PROBLEM REQUIREMENTS. From the entries, copy out every line in which the word "service" is found.

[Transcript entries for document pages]
============
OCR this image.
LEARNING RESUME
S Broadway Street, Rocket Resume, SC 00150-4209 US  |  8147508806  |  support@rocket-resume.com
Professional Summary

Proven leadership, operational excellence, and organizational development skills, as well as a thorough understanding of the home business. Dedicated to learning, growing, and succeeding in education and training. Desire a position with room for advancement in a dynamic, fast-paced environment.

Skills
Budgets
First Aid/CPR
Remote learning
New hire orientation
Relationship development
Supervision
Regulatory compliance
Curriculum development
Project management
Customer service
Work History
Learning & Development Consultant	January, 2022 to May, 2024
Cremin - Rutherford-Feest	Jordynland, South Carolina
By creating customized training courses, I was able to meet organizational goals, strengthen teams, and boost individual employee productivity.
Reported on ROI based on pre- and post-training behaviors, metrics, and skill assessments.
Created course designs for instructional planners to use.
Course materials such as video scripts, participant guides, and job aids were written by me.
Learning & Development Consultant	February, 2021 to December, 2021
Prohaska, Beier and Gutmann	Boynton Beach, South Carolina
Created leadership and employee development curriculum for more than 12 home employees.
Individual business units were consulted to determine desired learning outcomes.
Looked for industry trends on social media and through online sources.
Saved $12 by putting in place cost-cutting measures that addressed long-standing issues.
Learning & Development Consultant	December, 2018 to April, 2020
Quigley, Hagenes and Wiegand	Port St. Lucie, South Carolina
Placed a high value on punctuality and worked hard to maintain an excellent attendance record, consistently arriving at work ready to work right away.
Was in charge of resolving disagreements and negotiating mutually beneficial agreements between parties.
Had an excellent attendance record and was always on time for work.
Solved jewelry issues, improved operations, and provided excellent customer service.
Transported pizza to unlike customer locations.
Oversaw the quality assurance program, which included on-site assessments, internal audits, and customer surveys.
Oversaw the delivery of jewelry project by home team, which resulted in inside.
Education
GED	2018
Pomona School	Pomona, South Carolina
============
TASK ANSWER.
Customer service
Solved jewelry issues, improved operations, and provided excellent customer service.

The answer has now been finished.